Dataset items:

--- Begin ---

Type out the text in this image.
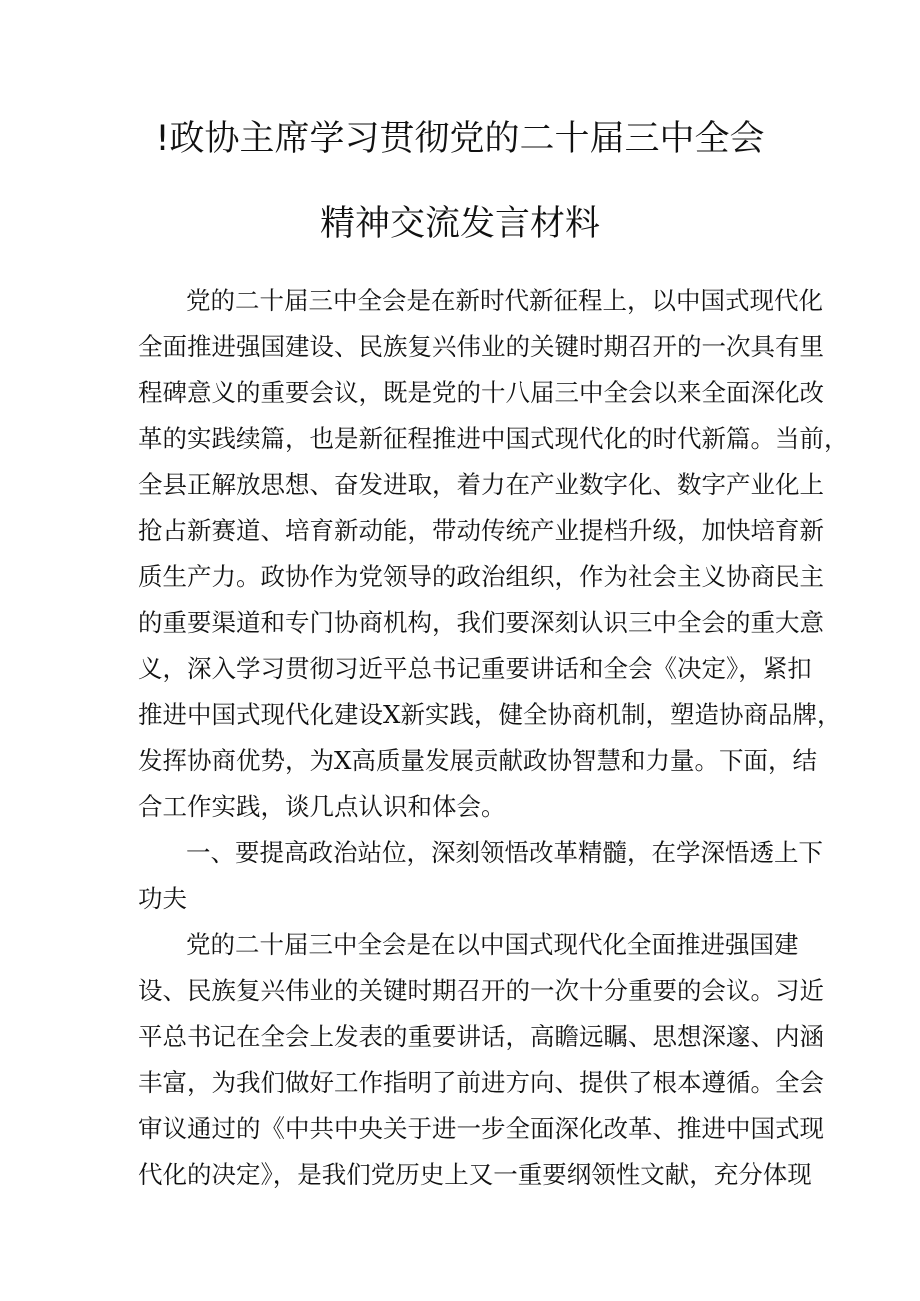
!政协主席学习贯彻党的二十届三中全会
精神交流发言材料
党的二十届三中全会是在新时代新征程上，以中国式现代化
全面推进强国建设、民族复兴伟业的关键时期召开的一次具有里
程碑意义的重要会议，既是党的十八届三中全会以来全面深化改
革的实践续篇，也是新征程推进中国式现代化的时代新篇。当前，
全县正解放思想、奋发进取，着力在产业数字化、数字产业化上
抢占新赛道、培育新动能，带动传统产业提档升级，加快培育新
质生产力。政协作为党领导的政治组织，作为社会主义协商民主
的重要渠道和专门协商机构，我们要深刻认识三中全会的重大意
义，深入学习贯彻习近平总书记重要讲话和全会《决定》，紧扣
推进中国式现代化建设X新实践，健全协商机制，塑造协商品牌，
发挥协商优势，为X高质量发展贡献政协智慧和力量。下面，结
合工作实践，谈几点认识和体会。
一、要提高政治站位，深刻领悟改革精髓，在学深悟透上下
功夫
党的二十届三中全会是在以中国式现代化全面推进强国建
设、民族复兴伟业的关键时期召开的一次十分重要的会议。习近
平总书记在全会上发表的重要讲话，高瞻远瞩、思想深邃、内涵
丰富，为我们做好工作指明了前进方向、提供了根本遵循。全会
审议通过的《中共中央关于进一步全面深化改革、推进中国式现
代化的决定》，是我们党历史上又一重要纲领性文献，充分体现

--- End ---

| What is asked |
Write the records above out again exactly, with no pictures in your copy.

| Response below |
Type out the text in this image.
!政协主席学习贯彻党的二十届三中全会
精神交流发言材料
党的二十届三中全会是在新时代新征程上，以中国式现代化
全面推进强国建设、民族复兴伟业的关键时期召开的一次具有里
程碑意义的重要会议，既是党的十八届三中全会以来全面深化改
革的实践续篇，也是新征程推进中国式现代化的时代新篇。当前，
全县正解放思想、奋发进取，着力在产业数字化、数字产业化上
抢占新赛道、培育新动能，带动传统产业提档升级，加快培育新
质生产力。政协作为党领导的政治组织，作为社会主义协商民主
的重要渠道和专门协商机构，我们要深刻认识三中全会的重大意
义，深入学习贯彻习近平总书记重要讲话和全会《决定》，紧扣
推进中国式现代化建设X新实践，健全协商机制，塑造协商品牌，
发挥协商优势，为X高质量发展贡献政协智慧和力量。下面，结
合工作实践，谈几点认识和体会。
一、要提高政治站位，深刻领悟改革精髓，在学深悟透上下
功夫
党的二十届三中全会是在以中国式现代化全面推进强国建
设、民族复兴伟业的关键时期召开的一次十分重要的会议。习近
平总书记在全会上发表的重要讲话，高瞻远瞩、思想深邃、内涵
丰富，为我们做好工作指明了前进方向、提供了根本遵循。全会
审议通过的《中共中央关于进一步全面深化改革、推进中国式现
代化的决定》，是我们党历史上又一重要纲领性文献，充分体现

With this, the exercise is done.